▸ **PROVIDED DATA**
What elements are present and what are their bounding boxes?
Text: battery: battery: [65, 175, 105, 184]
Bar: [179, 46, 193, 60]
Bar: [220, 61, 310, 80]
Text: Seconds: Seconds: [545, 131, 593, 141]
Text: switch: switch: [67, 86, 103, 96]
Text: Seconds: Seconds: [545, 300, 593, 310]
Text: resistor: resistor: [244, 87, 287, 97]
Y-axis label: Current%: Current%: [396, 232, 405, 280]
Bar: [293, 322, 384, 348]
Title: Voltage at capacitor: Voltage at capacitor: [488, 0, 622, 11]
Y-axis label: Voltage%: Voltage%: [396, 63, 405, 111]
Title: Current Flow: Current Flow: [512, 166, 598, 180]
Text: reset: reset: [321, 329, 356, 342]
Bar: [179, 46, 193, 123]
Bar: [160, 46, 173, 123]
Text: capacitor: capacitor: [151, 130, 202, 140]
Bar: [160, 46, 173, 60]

▸ **EXERCISE DETAILS**
Which lines in the items above contain the string "label"? Collect each such line in full, treating uppercase and lowercase as different.

▸ **THE SOLUTION**
Y-axis label: Current%: Current%: [396, 232, 405, 280]
Y-axis label: Voltage%: Voltage%: [396, 63, 405, 111]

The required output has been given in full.